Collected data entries

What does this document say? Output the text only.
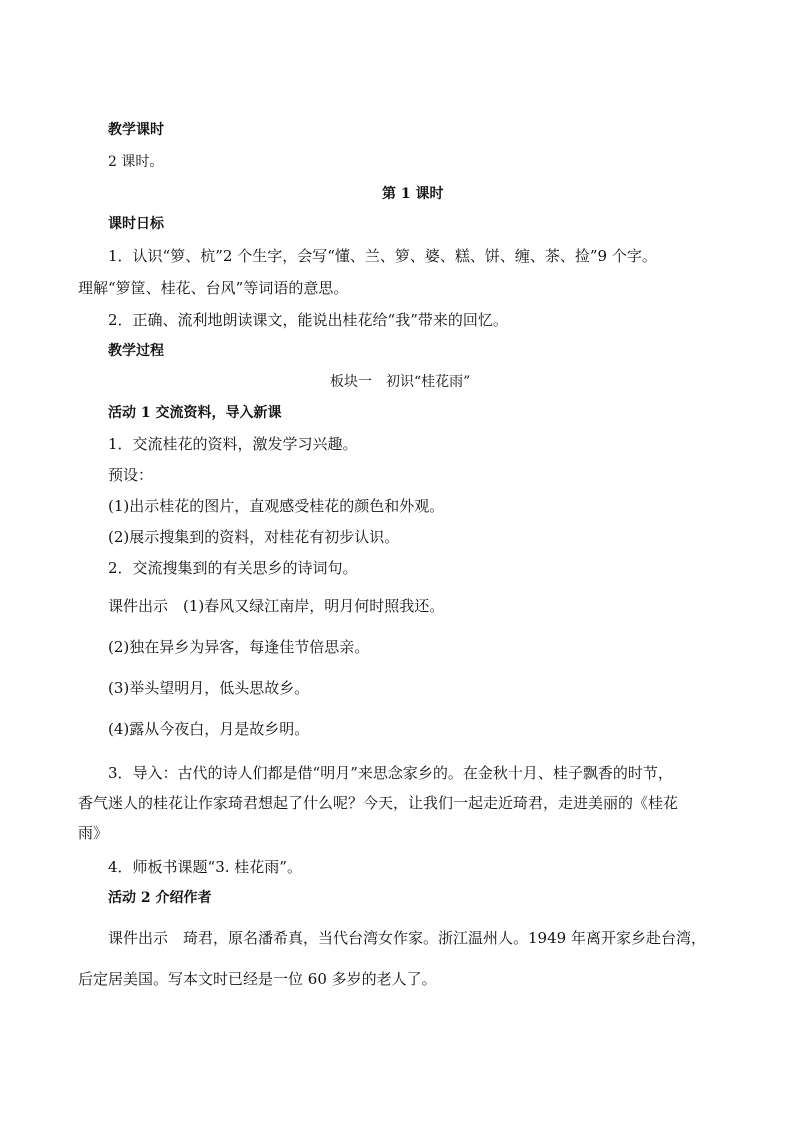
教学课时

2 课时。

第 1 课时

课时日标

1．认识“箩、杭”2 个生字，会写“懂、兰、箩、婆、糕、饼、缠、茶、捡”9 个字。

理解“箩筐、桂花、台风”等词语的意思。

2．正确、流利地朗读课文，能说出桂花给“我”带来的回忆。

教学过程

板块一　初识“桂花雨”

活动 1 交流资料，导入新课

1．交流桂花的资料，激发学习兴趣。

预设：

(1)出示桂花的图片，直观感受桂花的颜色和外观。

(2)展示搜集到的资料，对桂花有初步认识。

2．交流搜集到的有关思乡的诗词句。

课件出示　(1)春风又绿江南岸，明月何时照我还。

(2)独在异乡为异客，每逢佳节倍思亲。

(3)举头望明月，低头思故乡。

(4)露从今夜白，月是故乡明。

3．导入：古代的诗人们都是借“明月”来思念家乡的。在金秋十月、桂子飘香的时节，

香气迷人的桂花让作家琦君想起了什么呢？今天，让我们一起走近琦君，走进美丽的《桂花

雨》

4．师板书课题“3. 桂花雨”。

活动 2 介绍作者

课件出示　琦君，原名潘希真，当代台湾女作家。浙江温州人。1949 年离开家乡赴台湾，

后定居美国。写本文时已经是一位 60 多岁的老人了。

• **TASK DIRECTIONS**: Write out the entries again, exactly as given, skipping any images.

• **EXERCISE RESPONSE**:
What does this document say? Output the text only.
教学课时

2 课时。

第 1 课时

课时日标

1．认识“箩、杭”2 个生字，会写“懂、兰、箩、婆、糕、饼、缠、茶、捡”9 个字。

理解“箩筐、桂花、台风”等词语的意思。

2．正确、流利地朗读课文，能说出桂花给“我”带来的回忆。

教学过程

板块一　初识“桂花雨”

活动 1 交流资料，导入新课

1．交流桂花的资料，激发学习兴趣。

预设：

(1)出示桂花的图片，直观感受桂花的颜色和外观。

(2)展示搜集到的资料，对桂花有初步认识。

2．交流搜集到的有关思乡的诗词句。

课件出示　(1)春风又绿江南岸，明月何时照我还。

(2)独在异乡为异客，每逢佳节倍思亲。

(3)举头望明月，低头思故乡。

(4)露从今夜白，月是故乡明。

3．导入：古代的诗人们都是借“明月”来思念家乡的。在金秋十月、桂子飘香的时节，

香气迷人的桂花让作家琦君想起了什么呢？今天，让我们一起走近琦君，走进美丽的《桂花

雨》

4．师板书课题“3. 桂花雨”。

活动 2 介绍作者

课件出示　琦君，原名潘希真，当代台湾女作家。浙江温州人。1949 年离开家乡赴台湾，

后定居美国。写本文时已经是一位 60 多岁的老人了。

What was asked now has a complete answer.